WHAT YOU HAVE TO DO: Give back each entry unchanged, minus pictures.

RAW DATA:
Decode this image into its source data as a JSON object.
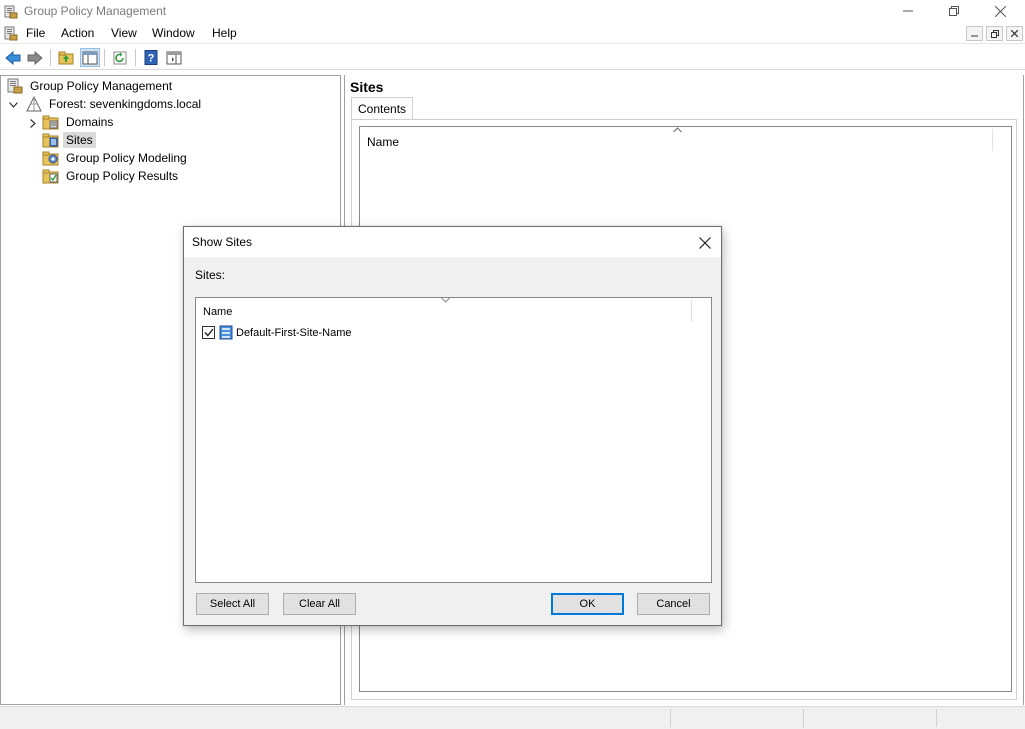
{
  "window": {
    "title": "Group Policy Management",
    "controls": [
      "minimize-icon",
      "restore-icon",
      "close-icon"
    ]
  },
  "menu": {
    "items": [
      "File",
      "Action",
      "View",
      "Window",
      "Help"
    ],
    "mdi_controls": [
      "minimize-icon",
      "restore-icon",
      "close-icon"
    ]
  },
  "toolbar": {
    "buttons": [
      "back-arrow-icon",
      "forward-arrow-icon",
      "up-folder-icon",
      "show-hide-tree-icon",
      "refresh-icon",
      "help-icon",
      "action-pane-icon"
    ]
  },
  "tree": {
    "root": "Group Policy Management",
    "forest": "Forest: sevenkingdoms.local",
    "children": [
      {
        "label": "Domains",
        "icon": "domains-folder-icon"
      },
      {
        "label": "Sites",
        "icon": "sites-folder-icon",
        "selected": true
      },
      {
        "label": "Group Policy Modeling",
        "icon": "modeling-icon"
      },
      {
        "label": "Group Policy Results",
        "icon": "results-icon"
      }
    ]
  },
  "right_pane": {
    "heading": "Sites",
    "tab": "Contents",
    "column": "Name"
  },
  "dialog": {
    "title": "Show Sites",
    "sites_label": "Sites:",
    "column": "Name",
    "items": [
      {
        "label": "Default-First-Site-Name",
        "checked": true
      }
    ],
    "buttons": {
      "select_all": "Select All",
      "clear_all": "Clear All",
      "ok": "OK",
      "cancel": "Cancel"
    }
  },
  "colors": {
    "accent": "#0078d7",
    "selection": "#d9d9d9",
    "dialog_bg": "#f0f0f0"
  }
}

ANSWER:
Decode this image into its source data as a JSON object.
{
  "window": {
    "title": "Group Policy Management",
    "controls": [
      "minimize-icon",
      "restore-icon",
      "close-icon"
    ]
  },
  "menu": {
    "items": [
      "File",
      "Action",
      "View",
      "Window",
      "Help"
    ],
    "mdi_controls": [
      "minimize-icon",
      "restore-icon",
      "close-icon"
    ]
  },
  "toolbar": {
    "buttons": [
      "back-arrow-icon",
      "forward-arrow-icon",
      "up-folder-icon",
      "show-hide-tree-icon",
      "refresh-icon",
      "help-icon",
      "action-pane-icon"
    ]
  },
  "tree": {
    "root": "Group Policy Management",
    "forest": "Forest: sevenkingdoms.local",
    "children": [
      {
        "label": "Domains",
        "icon": "domains-folder-icon"
      },
      {
        "label": "Sites",
        "icon": "sites-folder-icon",
        "selected": true
      },
      {
        "label": "Group Policy Modeling",
        "icon": "modeling-icon"
      },
      {
        "label": "Group Policy Results",
        "icon": "results-icon"
      }
    ]
  },
  "right_pane": {
    "heading": "Sites",
    "tab": "Contents",
    "column": "Name"
  },
  "dialog": {
    "title": "Show Sites",
    "sites_label": "Sites:",
    "column": "Name",
    "items": [
      {
        "label": "Default-First-Site-Name",
        "checked": true
      }
    ],
    "buttons": {
      "select_all": "Select All",
      "clear_all": "Clear All",
      "ok": "OK",
      "cancel": "Cancel"
    }
  },
  "colors": {
    "accent": "#0078d7",
    "selection": "#d9d9d9",
    "dialog_bg": "#f0f0f0"
  }
}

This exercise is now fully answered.